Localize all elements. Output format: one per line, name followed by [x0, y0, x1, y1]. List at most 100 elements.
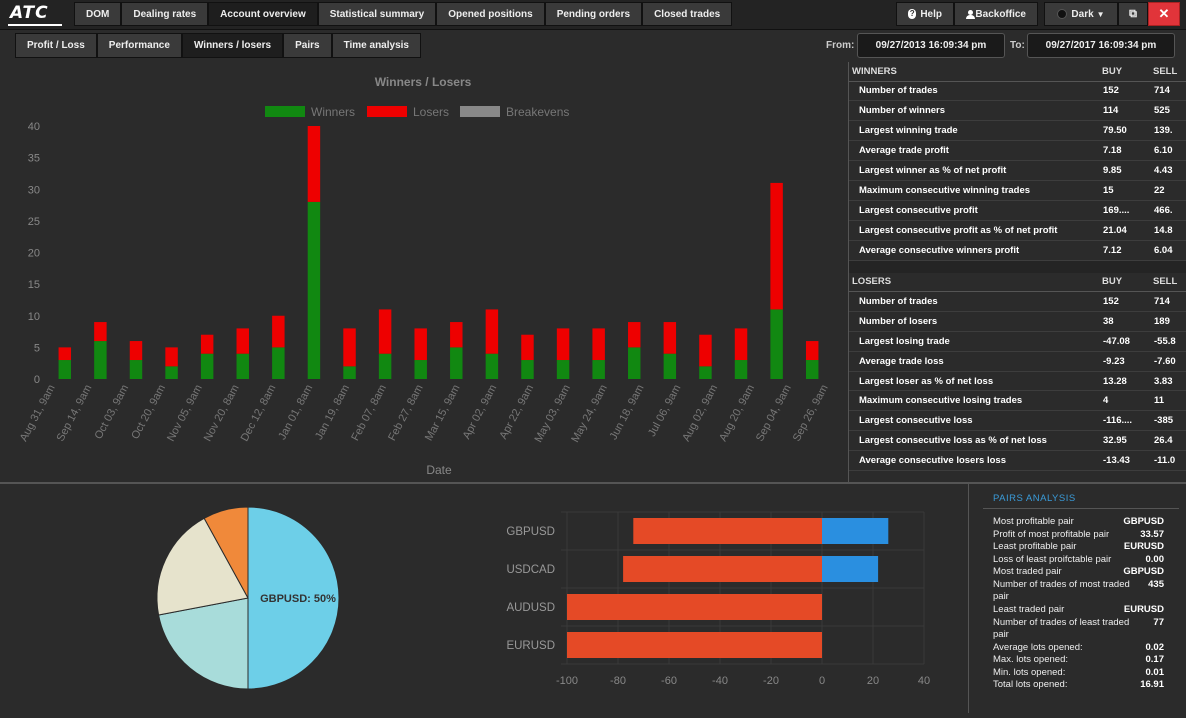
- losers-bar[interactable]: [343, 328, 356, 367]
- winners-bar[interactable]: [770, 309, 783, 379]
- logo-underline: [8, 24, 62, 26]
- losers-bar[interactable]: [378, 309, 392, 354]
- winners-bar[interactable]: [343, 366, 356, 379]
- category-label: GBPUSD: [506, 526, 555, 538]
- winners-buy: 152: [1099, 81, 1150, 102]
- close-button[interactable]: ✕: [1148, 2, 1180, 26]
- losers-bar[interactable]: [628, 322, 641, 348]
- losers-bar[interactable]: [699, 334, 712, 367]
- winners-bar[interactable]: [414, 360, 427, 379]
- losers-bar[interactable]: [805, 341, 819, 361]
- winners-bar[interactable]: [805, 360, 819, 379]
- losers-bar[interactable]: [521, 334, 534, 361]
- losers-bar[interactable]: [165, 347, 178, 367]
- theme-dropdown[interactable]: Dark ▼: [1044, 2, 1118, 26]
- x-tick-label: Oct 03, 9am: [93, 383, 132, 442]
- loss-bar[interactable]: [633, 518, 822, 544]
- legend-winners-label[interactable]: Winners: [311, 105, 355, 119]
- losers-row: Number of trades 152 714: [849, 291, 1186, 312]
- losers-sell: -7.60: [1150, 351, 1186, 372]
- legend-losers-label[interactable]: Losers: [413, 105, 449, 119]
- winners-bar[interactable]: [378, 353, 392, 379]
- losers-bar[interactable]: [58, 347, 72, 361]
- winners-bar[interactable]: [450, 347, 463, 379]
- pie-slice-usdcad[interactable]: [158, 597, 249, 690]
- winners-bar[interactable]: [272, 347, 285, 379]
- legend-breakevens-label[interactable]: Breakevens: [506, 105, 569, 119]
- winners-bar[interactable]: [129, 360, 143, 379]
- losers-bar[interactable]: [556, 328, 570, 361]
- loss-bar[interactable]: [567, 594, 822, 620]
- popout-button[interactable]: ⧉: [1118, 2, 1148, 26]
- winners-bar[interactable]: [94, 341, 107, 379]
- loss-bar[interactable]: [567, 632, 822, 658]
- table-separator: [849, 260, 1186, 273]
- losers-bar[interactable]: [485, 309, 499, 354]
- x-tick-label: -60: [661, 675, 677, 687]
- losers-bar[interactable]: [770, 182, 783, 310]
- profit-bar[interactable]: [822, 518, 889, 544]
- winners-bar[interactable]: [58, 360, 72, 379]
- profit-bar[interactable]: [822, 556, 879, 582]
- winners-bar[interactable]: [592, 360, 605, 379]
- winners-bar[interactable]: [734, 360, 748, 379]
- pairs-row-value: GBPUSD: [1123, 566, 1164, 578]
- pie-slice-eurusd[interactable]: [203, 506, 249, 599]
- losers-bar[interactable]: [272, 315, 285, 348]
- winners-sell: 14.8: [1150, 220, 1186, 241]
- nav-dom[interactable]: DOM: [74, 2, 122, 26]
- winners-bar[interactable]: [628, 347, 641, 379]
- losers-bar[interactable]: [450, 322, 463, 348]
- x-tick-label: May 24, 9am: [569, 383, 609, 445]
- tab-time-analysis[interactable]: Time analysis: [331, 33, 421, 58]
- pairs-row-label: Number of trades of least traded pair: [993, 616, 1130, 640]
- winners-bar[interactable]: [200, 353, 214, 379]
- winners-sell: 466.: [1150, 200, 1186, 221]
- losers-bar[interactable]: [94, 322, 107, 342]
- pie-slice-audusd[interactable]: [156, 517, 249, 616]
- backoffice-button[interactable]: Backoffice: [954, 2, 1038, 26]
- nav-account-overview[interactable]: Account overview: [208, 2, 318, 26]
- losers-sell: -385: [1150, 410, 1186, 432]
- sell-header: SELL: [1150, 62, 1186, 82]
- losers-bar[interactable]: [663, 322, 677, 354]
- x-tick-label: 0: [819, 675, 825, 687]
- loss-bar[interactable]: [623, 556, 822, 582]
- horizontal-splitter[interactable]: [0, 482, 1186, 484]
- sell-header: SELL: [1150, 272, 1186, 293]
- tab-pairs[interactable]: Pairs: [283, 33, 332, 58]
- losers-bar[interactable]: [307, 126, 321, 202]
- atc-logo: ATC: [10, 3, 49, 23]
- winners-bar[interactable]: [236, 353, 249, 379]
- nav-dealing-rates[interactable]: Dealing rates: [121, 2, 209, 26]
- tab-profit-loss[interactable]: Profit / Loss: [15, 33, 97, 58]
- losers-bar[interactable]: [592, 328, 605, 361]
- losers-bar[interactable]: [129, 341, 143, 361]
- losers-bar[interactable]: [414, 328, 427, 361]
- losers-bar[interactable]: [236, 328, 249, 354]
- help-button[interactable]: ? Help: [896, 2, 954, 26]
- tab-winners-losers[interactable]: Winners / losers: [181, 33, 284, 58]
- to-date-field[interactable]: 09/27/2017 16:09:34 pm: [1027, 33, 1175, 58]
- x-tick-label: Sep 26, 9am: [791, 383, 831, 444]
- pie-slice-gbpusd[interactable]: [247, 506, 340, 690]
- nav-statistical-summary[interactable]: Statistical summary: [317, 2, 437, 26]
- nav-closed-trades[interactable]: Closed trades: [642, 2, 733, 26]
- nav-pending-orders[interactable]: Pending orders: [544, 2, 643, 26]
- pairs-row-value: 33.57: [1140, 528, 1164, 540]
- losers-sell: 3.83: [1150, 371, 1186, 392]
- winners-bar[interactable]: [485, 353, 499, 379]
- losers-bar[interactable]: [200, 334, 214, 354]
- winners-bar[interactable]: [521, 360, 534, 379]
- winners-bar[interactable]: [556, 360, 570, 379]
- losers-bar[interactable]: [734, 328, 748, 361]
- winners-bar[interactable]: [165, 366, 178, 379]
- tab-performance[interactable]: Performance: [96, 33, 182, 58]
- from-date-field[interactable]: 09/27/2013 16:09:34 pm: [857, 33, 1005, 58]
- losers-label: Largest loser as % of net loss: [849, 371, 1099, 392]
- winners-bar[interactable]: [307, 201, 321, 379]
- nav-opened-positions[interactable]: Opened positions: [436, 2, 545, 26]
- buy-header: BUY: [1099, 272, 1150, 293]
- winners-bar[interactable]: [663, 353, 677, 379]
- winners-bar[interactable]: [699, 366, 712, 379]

§ §

TO BE DONE
Rewrite all the items above with "Opened positions" changed to "Open positions" and everything else left as it is. Omit the pictures from your answer.

RESULT OF THE TASK
Localize all elements. Output format: one per line, name followed by [x0, y0, x1, y1]. List at most 100 elements.
- losers-bar[interactable]: [343, 328, 356, 367]
- winners-bar[interactable]: [770, 309, 783, 379]
- logo-underline: [8, 24, 62, 26]
- losers-bar[interactable]: [378, 309, 392, 354]
- winners-bar[interactable]: [343, 366, 356, 379]
- category-label: GBPUSD: [506, 526, 555, 538]
- winners-buy: 152: [1099, 81, 1150, 102]
- close-button[interactable]: ✕: [1148, 2, 1180, 26]
- losers-bar[interactable]: [628, 322, 641, 348]
- losers-bar[interactable]: [699, 334, 712, 367]
- winners-bar[interactable]: [414, 360, 427, 379]
- losers-bar[interactable]: [805, 341, 819, 361]
- winners-bar[interactable]: [805, 360, 819, 379]
- losers-bar[interactable]: [521, 334, 534, 361]
- losers-bar[interactable]: [165, 347, 178, 367]
- theme-dropdown[interactable]: Dark ▼: [1044, 2, 1118, 26]
- x-tick-label: Oct 03, 9am: [93, 383, 132, 442]
- loss-bar[interactable]: [633, 518, 822, 544]
- legend-winners-label[interactable]: Winners: [311, 105, 355, 119]
- losers-row: Number of trades 152 714: [849, 291, 1186, 312]
- losers-sell: -7.60: [1150, 351, 1186, 372]
- legend-losers-label[interactable]: Losers: [413, 105, 449, 119]
- winners-bar[interactable]: [378, 353, 392, 379]
- losers-bar[interactable]: [58, 347, 72, 361]
- winners-bar[interactable]: [450, 347, 463, 379]
- pie-slice-usdcad[interactable]: [158, 597, 249, 690]
- winners-bar[interactable]: [272, 347, 285, 379]
- legend-breakevens-label[interactable]: Breakevens: [506, 105, 569, 119]
- winners-bar[interactable]: [129, 360, 143, 379]
- losers-bar[interactable]: [556, 328, 570, 361]
- loss-bar[interactable]: [567, 594, 822, 620]
- popout-button[interactable]: ⧉: [1118, 2, 1148, 26]
- winners-bar[interactable]: [94, 341, 107, 379]
- loss-bar[interactable]: [567, 632, 822, 658]
- table-separator: [849, 260, 1186, 273]
- losers-bar[interactable]: [485, 309, 499, 354]
- x-tick-label: -60: [661, 675, 677, 687]
- losers-bar[interactable]: [770, 182, 783, 310]
- profit-bar[interactable]: [822, 518, 889, 544]
- winners-bar[interactable]: [58, 360, 72, 379]
- profit-bar[interactable]: [822, 556, 879, 582]
- winners-bar[interactable]: [592, 360, 605, 379]
- winners-bar[interactable]: [734, 360, 748, 379]
- pairs-row-value: GBPUSD: [1123, 566, 1164, 578]
- pie-slice-eurusd[interactable]: [203, 506, 249, 599]
- losers-bar[interactable]: [272, 315, 285, 348]
- winners-sell: 14.8: [1150, 220, 1186, 241]
- nav-dom[interactable]: DOM: [74, 2, 122, 26]
- winners-bar[interactable]: [628, 347, 641, 379]
- losers-bar[interactable]: [450, 322, 463, 348]
- x-tick-label: May 24, 9am: [569, 383, 609, 445]
- tab-time-analysis[interactable]: Time analysis: [331, 33, 421, 58]
- pairs-row-label: Number of trades of least traded pair: [993, 616, 1130, 640]
- winners-bar[interactable]: [200, 353, 214, 379]
- winners-sell: 466.: [1150, 200, 1186, 221]
- losers-bar[interactable]: [94, 322, 107, 342]
- pie-slice-audusd[interactable]: [156, 517, 249, 616]
- backoffice-button[interactable]: Backoffice: [954, 2, 1038, 26]
- nav-account-overview[interactable]: Account overview: [208, 2, 318, 26]
- losers-sell: -385: [1150, 410, 1186, 432]
- sell-header: SELL: [1150, 62, 1186, 82]
- losers-bar[interactable]: [663, 322, 677, 354]
- x-tick-label: 0: [819, 675, 825, 687]
- loss-bar[interactable]: [623, 556, 822, 582]
- horizontal-splitter[interactable]: [0, 482, 1186, 484]
- sell-header: SELL: [1150, 272, 1186, 293]
- tab-pairs[interactable]: Pairs: [283, 33, 332, 58]
- losers-bar[interactable]: [307, 126, 321, 202]
- atc-logo: ATC: [10, 3, 49, 23]
- winners-bar[interactable]: [236, 353, 249, 379]
- nav-dealing-rates[interactable]: Dealing rates: [121, 2, 209, 26]
- tab-profit-loss[interactable]: Profit / Loss: [15, 33, 97, 58]
- losers-bar[interactable]: [592, 328, 605, 361]
- losers-bar[interactable]: [129, 341, 143, 361]
- losers-bar[interactable]: [414, 328, 427, 361]
- losers-bar[interactable]: [236, 328, 249, 354]
- help-button[interactable]: ? Help: [896, 2, 954, 26]
- tab-winners-losers[interactable]: Winners / losers: [181, 33, 284, 58]
- to-date-field[interactable]: 09/27/2017 16:09:34 pm: [1027, 33, 1175, 58]
- x-tick-label: Sep 26, 9am: [791, 383, 831, 444]
- pie-slice-gbpusd[interactable]: [247, 506, 340, 690]
- nav-statistical-summary[interactable]: Statistical summary: [317, 2, 437, 26]
- nav-closed-trades[interactable]: Closed trades: [642, 2, 733, 26]
- nav-pending-orders[interactable]: Pending orders: [544, 2, 643, 26]
- pairs-row-value: 33.57: [1140, 528, 1164, 540]
- losers-sell: 3.83: [1150, 371, 1186, 392]
- winners-bar[interactable]: [485, 353, 499, 379]
- losers-bar[interactable]: [200, 334, 214, 354]
- winners-bar[interactable]: [521, 360, 534, 379]
- winners-bar[interactable]: [556, 360, 570, 379]
- losers-bar[interactable]: [734, 328, 748, 361]
- winners-bar[interactable]: [165, 366, 178, 379]
- tab-performance[interactable]: Performance: [96, 33, 182, 58]
- from-date-field[interactable]: 09/27/2013 16:09:34 pm: [857, 33, 1005, 58]
- losers-label: Largest loser as % of net loss: [849, 371, 1099, 392]
- winners-bar[interactable]: [307, 201, 321, 379]
- nav-opened-positions[interactable]: Open positions: [436, 2, 545, 26]
- buy-header: BUY: [1099, 272, 1150, 293]
- winners-bar[interactable]: [663, 353, 677, 379]
- winners-bar[interactable]: [699, 366, 712, 379]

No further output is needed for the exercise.